Work instructions | Copy out the data exactly, leaving the pictures behind.

Available records |
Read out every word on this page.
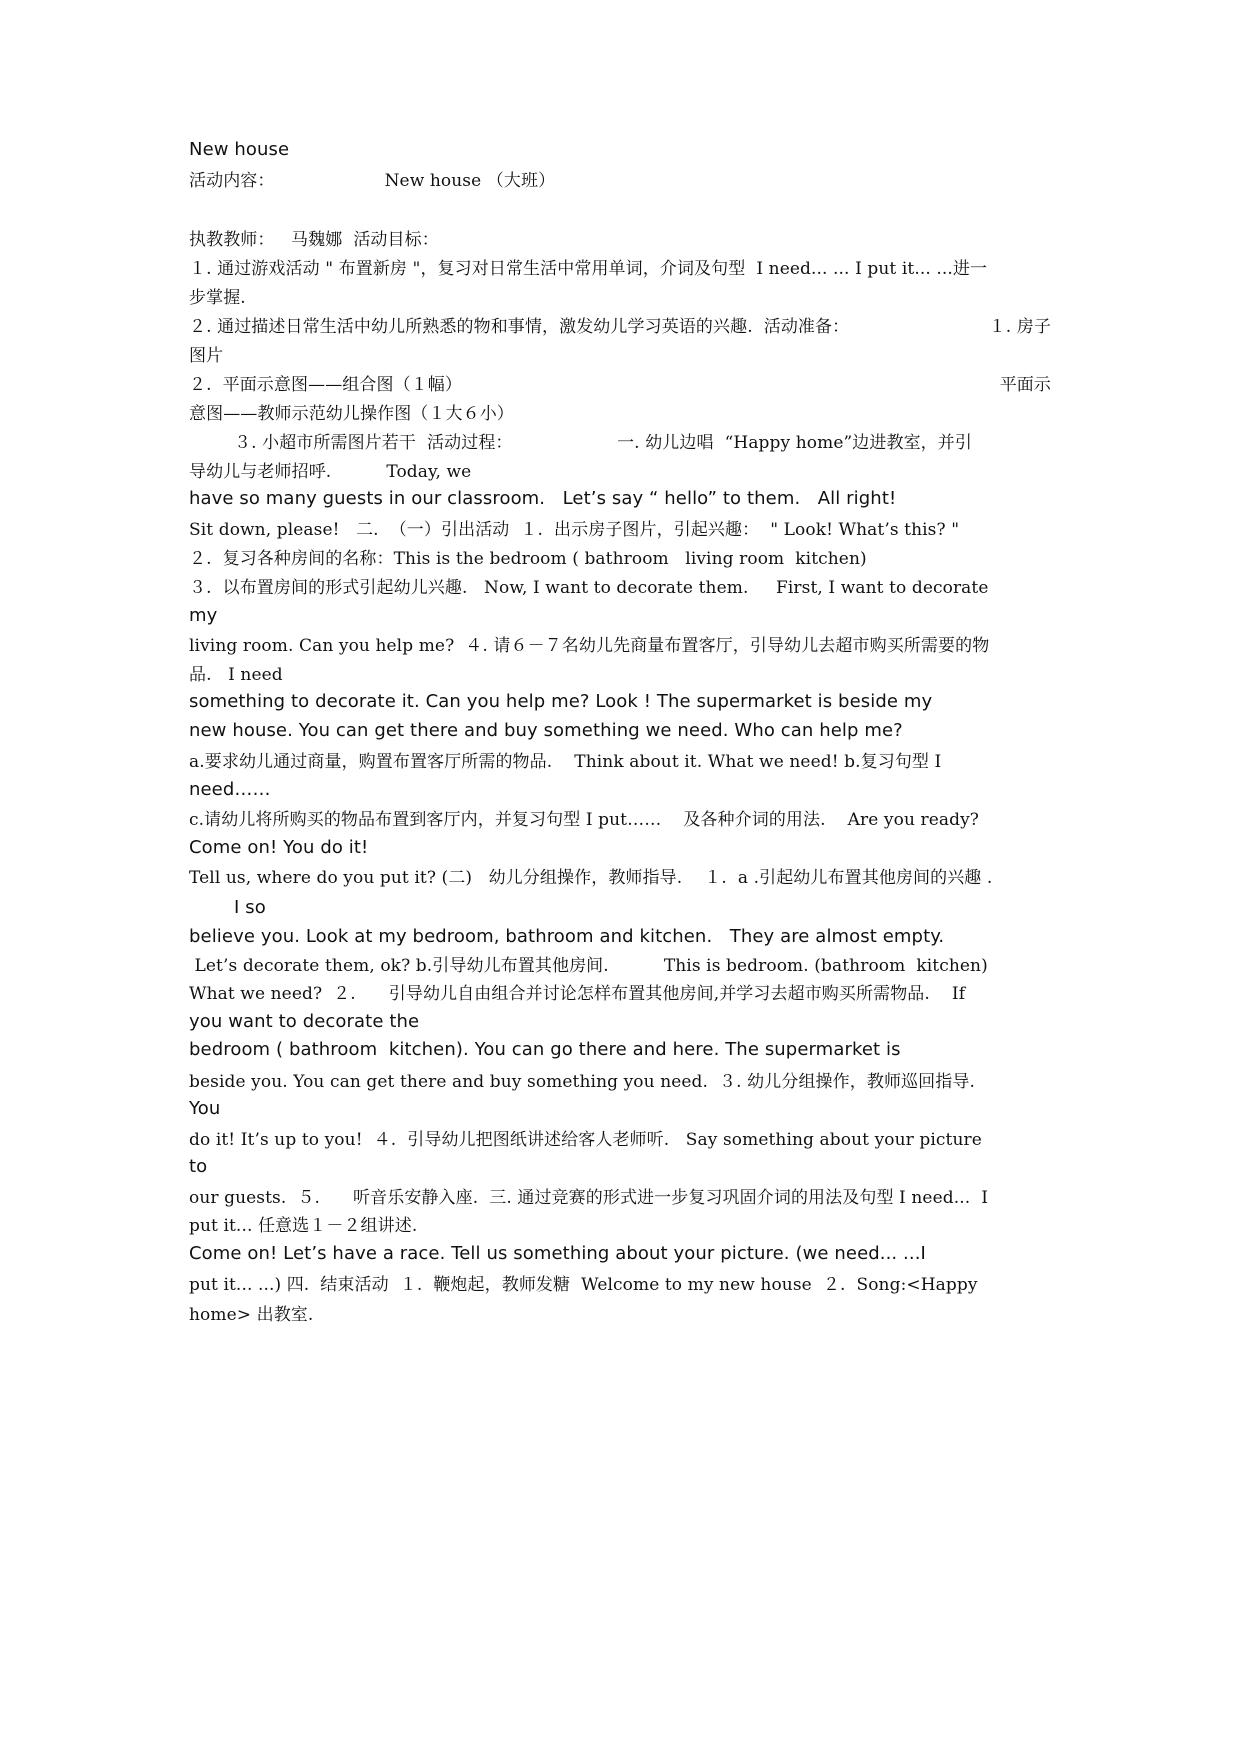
New house
活动内容：                    New house （大班）
执教教师：   马魏娜  活动目标：
１. 通过游戏活动 " 布置新房 "，复习对日常生活中常用单词，介词及句型  I need... ... I put it... ...进一
步掌握.
２. 通过描述日常生活中幼儿所熟悉的物和事情，激发幼儿学习英语的兴趣.  活动准备：	１. 房子
图片
２.  平面示意图——组合图（１幅）	平面示
意图——教师示范幼儿操作图（１大６小）
３. 小超市所需图片若干  活动过程：                   一. 幼儿边唱  “Happy home”边进教室，并引
导幼儿与老师招呼.          Today, we
have so many guests in our classroom.   Let’s say “ hello” to them.   All right!
Sit down, please!   二.  （一）引出活动  １.  出示房子图片，引起兴趣：  " Look! What’s this? "
２.  复习各种房间的名称：This is the bedroom ( bathroom   living room  kitchen)
３.  以布置房间的形式引起幼儿兴趣.   Now, I want to decorate them.     First, I want to decorate
my
living room. Can you help me?  ４. 请６－７名幼儿先商量布置客厅，引导幼儿去超市购买所需要的物
品.   I need
something to decorate it. Can you help me? Look ! The supermarket is beside my
new house. You can get there and buy something we need. Who can help me?
a.要求幼儿通过商量，购置布置客厅所需的物品.    Think about it. What we need! b.复习句型 I
need……
c.请幼儿将所购买的物品布置到客厅内，并复习句型 I put……    及各种介词的用法.    Are you ready?
Come on! You do it!
Tell us, where do you put it? (二)   幼儿分组操作，教师指导.    １.  a .引起幼儿布置其他房间的兴趣 .
I so
believe you. Look at my bedroom, bathroom and kitchen.   They are almost empty.
Let’s decorate them, ok? b.引导幼儿布置其他房间.          This is bedroom. (bathroom  kitchen)
What we need?  ２.      引导幼儿自由组合并讨论怎样布置其他房间,并学习去超市购买所需物品.    If
you want to decorate the
bedroom ( bathroom  kitchen). You can go there and here. The supermarket is
beside you. You can get there and buy something you need.  ３. 幼儿分组操作，教师巡回指导.
You
do it! It’s up to you!  ４.  引导幼儿把图纸讲述给客人老师听.   Say something about your picture
to
our guests.  ５.      听音乐安静入座.  三. 通过竞赛的形式进一步复习巩固介词的用法及句型 I need...  I
put it... 任意选１－２组讲述.
Come on! Let’s have a race. Tell us something about your picture. (we need... ...I
put it... ...) 四.  结束活动  １.  鞭炮起，教师发糖  Welcome to my new house  ２.  Song:<Happy
home> 出教室.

Result below |
Read out every word on this page.
New house
活动内容：                    New house （大班）
执教教师：   马魏娜  活动目标：
１. 通过游戏活动 " 布置新房 "，复习对日常生活中常用单词，介词及句型  I need... ... I put it... ...进一
步掌握.
２. 通过描述日常生活中幼儿所熟悉的物和事情，激发幼儿学习英语的兴趣.  活动准备：	１. 房子
图片
２.  平面示意图——组合图（１幅）	平面示
意图——教师示范幼儿操作图（１大６小）
３. 小超市所需图片若干  活动过程：                   一. 幼儿边唱  “Happy home”边进教室，并引
导幼儿与老师招呼.          Today, we
have so many guests in our classroom.   Let’s say “ hello” to them.   All right!
Sit down, please!   二.  （一）引出活动  １.  出示房子图片，引起兴趣：  " Look! What’s this? "
２.  复习各种房间的名称：This is the bedroom ( bathroom   living room  kitchen)
３.  以布置房间的形式引起幼儿兴趣.   Now, I want to decorate them.     First, I want to decorate
my
living room. Can you help me?  ４. 请６－７名幼儿先商量布置客厅，引导幼儿去超市购买所需要的物
品.   I need
something to decorate it. Can you help me? Look ! The supermarket is beside my
new house. You can get there and buy something we need. Who can help me?
a.要求幼儿通过商量，购置布置客厅所需的物品.    Think about it. What we need! b.复习句型 I
need……
c.请幼儿将所购买的物品布置到客厅内，并复习句型 I put……    及各种介词的用法.    Are you ready?
Come on! You do it!
Tell us, where do you put it? (二)   幼儿分组操作，教师指导.    １.  a .引起幼儿布置其他房间的兴趣 .
I so
believe you. Look at my bedroom, bathroom and kitchen.   They are almost empty.
Let’s decorate them, ok? b.引导幼儿布置其他房间.          This is bedroom. (bathroom  kitchen)
What we need?  ２.      引导幼儿自由组合并讨论怎样布置其他房间,并学习去超市购买所需物品.    If
you want to decorate the
bedroom ( bathroom  kitchen). You can go there and here. The supermarket is
beside you. You can get there and buy something you need.  ３. 幼儿分组操作，教师巡回指导.
You
do it! It’s up to you!  ４.  引导幼儿把图纸讲述给客人老师听.   Say something about your picture
to
our guests.  ５.      听音乐安静入座.  三. 通过竞赛的形式进一步复习巩固介词的用法及句型 I need...  I
put it... 任意选１－２组讲述.
Come on! Let’s have a race. Tell us something about your picture. (we need... ...I
put it... ...) 四.  结束活动  １.  鞭炮起，教师发糖  Welcome to my new house  ２.  Song:<Happy
home> 出教室.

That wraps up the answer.